§ **Objective**: Which lines of the records contain "Clive"? Collect every one of them.
----- Records
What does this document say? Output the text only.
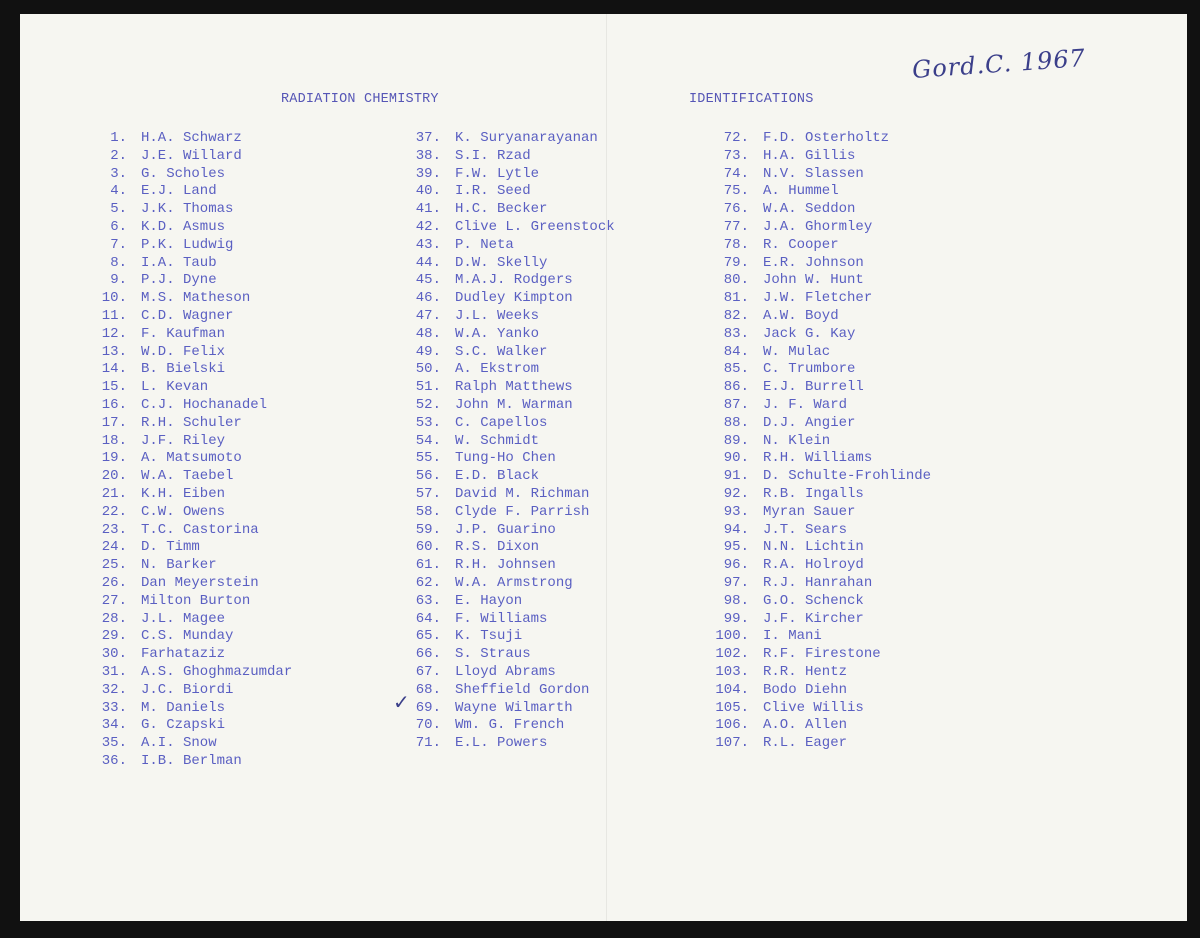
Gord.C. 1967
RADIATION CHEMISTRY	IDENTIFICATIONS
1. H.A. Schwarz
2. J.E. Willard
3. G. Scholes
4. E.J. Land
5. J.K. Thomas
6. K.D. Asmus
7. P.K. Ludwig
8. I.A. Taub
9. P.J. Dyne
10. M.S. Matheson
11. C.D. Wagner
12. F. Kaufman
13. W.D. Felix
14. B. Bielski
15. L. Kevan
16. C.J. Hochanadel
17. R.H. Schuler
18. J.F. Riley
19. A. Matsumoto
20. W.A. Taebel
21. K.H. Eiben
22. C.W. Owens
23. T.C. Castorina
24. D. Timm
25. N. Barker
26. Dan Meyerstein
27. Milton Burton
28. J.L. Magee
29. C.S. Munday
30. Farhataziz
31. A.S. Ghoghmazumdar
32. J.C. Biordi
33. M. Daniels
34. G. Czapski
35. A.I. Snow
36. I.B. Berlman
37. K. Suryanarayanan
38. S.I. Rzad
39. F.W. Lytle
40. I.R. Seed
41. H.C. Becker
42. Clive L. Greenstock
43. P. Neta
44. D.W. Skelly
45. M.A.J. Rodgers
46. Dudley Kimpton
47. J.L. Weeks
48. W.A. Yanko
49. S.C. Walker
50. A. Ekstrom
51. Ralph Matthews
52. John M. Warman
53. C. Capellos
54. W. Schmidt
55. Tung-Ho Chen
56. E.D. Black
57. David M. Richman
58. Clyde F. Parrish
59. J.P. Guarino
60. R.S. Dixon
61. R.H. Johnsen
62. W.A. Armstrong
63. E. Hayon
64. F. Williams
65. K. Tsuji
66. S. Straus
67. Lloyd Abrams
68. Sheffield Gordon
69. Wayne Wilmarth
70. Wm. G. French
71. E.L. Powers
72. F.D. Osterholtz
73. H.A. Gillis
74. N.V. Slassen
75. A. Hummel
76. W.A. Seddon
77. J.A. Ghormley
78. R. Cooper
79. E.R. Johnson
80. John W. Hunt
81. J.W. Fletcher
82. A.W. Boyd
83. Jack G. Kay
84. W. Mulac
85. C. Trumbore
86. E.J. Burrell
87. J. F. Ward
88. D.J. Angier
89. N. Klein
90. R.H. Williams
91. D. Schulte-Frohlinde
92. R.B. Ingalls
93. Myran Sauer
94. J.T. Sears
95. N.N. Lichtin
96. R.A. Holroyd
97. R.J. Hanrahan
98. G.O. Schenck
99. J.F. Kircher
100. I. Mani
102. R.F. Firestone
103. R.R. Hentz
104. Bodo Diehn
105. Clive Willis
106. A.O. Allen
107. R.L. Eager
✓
----------
----- Records
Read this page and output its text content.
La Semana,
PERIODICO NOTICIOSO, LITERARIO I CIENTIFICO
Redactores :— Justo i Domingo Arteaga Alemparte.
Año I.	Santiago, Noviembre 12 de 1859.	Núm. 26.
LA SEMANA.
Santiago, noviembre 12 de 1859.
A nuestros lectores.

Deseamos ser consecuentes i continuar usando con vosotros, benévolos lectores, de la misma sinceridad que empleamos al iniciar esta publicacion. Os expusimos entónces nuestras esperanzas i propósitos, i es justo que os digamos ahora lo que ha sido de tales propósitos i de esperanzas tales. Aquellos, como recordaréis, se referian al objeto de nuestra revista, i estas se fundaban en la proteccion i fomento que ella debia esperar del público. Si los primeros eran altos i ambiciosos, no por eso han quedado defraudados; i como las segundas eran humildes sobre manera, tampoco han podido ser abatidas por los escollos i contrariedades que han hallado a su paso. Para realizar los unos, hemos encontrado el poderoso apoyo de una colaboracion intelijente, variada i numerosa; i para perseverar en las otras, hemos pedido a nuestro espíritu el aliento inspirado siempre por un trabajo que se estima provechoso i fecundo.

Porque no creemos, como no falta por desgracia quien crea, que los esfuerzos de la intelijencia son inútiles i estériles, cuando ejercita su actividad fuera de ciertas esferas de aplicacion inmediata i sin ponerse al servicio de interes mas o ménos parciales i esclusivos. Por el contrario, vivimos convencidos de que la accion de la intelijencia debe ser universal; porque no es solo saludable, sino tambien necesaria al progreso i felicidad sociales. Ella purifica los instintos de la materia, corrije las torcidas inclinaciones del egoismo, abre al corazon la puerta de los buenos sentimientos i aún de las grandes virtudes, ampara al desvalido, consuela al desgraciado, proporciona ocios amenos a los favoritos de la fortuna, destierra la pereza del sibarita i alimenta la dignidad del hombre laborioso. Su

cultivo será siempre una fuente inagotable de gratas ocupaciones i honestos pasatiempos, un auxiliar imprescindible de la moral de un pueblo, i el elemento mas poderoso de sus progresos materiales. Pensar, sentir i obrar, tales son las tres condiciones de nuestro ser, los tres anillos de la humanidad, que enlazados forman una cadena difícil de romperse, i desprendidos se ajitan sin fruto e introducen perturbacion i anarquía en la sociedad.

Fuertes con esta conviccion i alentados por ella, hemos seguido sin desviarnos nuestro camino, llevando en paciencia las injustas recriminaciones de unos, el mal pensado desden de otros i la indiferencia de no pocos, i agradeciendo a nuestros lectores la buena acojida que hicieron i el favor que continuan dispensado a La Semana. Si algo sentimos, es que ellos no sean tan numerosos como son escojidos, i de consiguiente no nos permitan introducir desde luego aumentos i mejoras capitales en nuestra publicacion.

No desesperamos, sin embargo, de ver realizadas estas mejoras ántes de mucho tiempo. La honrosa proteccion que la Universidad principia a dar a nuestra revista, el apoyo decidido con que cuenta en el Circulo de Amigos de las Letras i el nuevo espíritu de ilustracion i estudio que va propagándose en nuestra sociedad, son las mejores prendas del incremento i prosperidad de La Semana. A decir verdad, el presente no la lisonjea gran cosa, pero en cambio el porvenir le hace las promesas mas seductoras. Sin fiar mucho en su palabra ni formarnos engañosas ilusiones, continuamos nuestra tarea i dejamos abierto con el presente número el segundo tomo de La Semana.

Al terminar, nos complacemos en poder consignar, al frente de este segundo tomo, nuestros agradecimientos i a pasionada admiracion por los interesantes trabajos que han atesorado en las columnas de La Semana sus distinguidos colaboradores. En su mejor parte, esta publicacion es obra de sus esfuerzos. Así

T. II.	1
----------
§ **Solution to this task**:
42. Clive L. Greenstock
105. Clive Willis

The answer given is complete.